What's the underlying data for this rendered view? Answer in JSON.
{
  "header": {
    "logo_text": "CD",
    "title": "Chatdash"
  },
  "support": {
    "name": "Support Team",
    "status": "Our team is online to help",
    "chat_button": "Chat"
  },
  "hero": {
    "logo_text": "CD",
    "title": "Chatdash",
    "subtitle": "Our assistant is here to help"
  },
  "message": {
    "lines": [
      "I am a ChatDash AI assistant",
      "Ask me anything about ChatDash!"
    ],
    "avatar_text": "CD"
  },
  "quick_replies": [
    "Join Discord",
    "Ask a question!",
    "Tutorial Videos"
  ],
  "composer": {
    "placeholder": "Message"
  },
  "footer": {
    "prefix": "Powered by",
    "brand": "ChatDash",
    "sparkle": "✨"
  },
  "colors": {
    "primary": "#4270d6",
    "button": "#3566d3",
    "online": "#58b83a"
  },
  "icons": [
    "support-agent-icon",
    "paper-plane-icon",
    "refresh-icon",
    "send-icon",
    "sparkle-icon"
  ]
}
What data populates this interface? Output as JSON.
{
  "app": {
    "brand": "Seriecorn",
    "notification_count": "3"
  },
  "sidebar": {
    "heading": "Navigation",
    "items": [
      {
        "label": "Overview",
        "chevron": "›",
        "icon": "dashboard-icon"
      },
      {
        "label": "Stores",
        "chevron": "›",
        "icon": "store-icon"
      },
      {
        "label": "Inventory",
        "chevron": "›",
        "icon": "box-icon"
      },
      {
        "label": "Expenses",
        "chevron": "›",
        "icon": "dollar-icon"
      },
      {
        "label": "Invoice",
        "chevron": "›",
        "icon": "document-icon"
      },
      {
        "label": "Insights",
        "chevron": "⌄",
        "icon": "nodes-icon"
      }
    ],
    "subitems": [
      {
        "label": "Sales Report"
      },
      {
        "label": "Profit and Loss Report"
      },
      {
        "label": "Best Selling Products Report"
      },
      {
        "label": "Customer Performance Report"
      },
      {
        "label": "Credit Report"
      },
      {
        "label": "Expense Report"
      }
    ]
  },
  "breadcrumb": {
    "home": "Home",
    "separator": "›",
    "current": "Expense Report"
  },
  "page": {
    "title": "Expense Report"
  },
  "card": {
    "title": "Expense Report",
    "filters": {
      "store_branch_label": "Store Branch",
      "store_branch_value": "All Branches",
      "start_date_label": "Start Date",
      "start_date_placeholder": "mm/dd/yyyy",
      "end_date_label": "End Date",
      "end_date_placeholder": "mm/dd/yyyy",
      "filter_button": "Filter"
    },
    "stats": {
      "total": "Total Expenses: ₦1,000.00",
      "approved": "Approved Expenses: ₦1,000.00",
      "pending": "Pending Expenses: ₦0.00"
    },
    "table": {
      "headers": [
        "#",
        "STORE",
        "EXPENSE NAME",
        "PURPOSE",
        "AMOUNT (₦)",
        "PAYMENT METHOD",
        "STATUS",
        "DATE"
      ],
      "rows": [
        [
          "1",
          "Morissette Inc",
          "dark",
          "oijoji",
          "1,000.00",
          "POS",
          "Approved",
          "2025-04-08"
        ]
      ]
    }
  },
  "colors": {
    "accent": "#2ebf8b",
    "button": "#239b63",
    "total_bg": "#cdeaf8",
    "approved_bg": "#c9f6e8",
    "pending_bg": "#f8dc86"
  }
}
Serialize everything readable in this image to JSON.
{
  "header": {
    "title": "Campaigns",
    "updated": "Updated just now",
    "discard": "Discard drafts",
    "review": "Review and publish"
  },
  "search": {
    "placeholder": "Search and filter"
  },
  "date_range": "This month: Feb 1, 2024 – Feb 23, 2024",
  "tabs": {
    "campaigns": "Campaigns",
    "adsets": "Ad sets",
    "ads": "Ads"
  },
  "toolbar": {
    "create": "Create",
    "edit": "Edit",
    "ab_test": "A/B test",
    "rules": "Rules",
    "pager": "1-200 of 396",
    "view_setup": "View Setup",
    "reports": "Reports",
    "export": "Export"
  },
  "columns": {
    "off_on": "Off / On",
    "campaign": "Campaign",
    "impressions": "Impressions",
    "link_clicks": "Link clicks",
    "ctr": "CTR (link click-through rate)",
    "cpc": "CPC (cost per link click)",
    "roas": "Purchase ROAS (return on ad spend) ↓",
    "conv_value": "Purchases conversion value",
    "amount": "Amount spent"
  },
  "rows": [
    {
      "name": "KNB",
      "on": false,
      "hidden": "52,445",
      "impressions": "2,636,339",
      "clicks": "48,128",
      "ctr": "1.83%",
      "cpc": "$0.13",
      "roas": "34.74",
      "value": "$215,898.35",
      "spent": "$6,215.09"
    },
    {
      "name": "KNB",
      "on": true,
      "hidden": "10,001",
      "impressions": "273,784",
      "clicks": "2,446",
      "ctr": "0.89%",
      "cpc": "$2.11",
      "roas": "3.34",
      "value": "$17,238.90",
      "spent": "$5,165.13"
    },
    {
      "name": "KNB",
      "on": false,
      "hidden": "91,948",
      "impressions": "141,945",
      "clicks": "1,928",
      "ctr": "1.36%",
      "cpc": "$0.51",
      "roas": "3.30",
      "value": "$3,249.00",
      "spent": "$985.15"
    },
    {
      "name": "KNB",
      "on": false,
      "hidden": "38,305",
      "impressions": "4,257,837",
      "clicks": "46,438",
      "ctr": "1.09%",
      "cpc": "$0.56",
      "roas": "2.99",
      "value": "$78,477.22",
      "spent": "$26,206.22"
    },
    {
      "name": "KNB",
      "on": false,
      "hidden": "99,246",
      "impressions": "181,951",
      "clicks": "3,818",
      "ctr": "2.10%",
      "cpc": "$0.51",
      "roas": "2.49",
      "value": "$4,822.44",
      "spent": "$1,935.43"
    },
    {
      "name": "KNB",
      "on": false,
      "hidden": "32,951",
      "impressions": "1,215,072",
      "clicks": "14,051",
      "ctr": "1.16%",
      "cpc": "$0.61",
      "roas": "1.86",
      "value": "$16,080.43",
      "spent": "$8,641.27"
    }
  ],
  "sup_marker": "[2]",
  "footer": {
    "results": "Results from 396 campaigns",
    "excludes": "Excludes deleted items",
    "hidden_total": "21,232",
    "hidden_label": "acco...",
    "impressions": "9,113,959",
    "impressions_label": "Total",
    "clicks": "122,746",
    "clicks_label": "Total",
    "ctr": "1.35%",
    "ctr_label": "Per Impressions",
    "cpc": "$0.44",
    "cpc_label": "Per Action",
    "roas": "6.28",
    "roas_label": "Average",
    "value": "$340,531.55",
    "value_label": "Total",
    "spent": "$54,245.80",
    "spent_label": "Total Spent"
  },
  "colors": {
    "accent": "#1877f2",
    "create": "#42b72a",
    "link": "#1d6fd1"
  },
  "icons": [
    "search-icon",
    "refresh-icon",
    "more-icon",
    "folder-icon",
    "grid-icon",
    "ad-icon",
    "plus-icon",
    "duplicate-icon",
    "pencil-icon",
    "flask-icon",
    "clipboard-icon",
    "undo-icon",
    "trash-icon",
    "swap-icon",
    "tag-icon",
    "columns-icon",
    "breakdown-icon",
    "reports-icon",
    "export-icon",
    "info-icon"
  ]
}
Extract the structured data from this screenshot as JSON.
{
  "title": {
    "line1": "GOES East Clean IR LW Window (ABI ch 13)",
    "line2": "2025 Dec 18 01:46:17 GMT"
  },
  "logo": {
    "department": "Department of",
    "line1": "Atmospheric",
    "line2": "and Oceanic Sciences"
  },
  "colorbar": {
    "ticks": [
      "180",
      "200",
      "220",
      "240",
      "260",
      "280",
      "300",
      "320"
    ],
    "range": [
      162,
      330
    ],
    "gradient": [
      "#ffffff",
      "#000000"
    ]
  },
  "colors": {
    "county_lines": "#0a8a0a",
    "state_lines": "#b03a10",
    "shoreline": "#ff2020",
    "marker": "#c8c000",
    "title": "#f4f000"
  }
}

__DO THIS__
Repeat, character for character, the lines from the one that holds "Extract the structured" to the final line of the material, inclusive, and no other lines.

__ANSWER FOR THE TASK__
Extract the structured data from this screenshot as JSON.
{
  "title": {
    "line1": "GOES East Clean IR LW Window (ABI ch 13)",
    "line2": "2025 Dec 18 01:46:17 GMT"
  },
  "logo": {
    "department": "Department of",
    "line1": "Atmospheric",
    "line2": "and Oceanic Sciences"
  },
  "colorbar": {
    "ticks": [
      "180",
      "200",
      "220",
      "240",
      "260",
      "280",
      "300",
      "320"
    ],
    "range": [
      162,
      330
    ],
    "gradient": [
      "#ffffff",
      "#000000"
    ]
  },
  "colors": {
    "county_lines": "#0a8a0a",
    "state_lines": "#b03a10",
    "shoreline": "#ff2020",
    "marker": "#c8c000",
    "title": "#f4f000"
  }
}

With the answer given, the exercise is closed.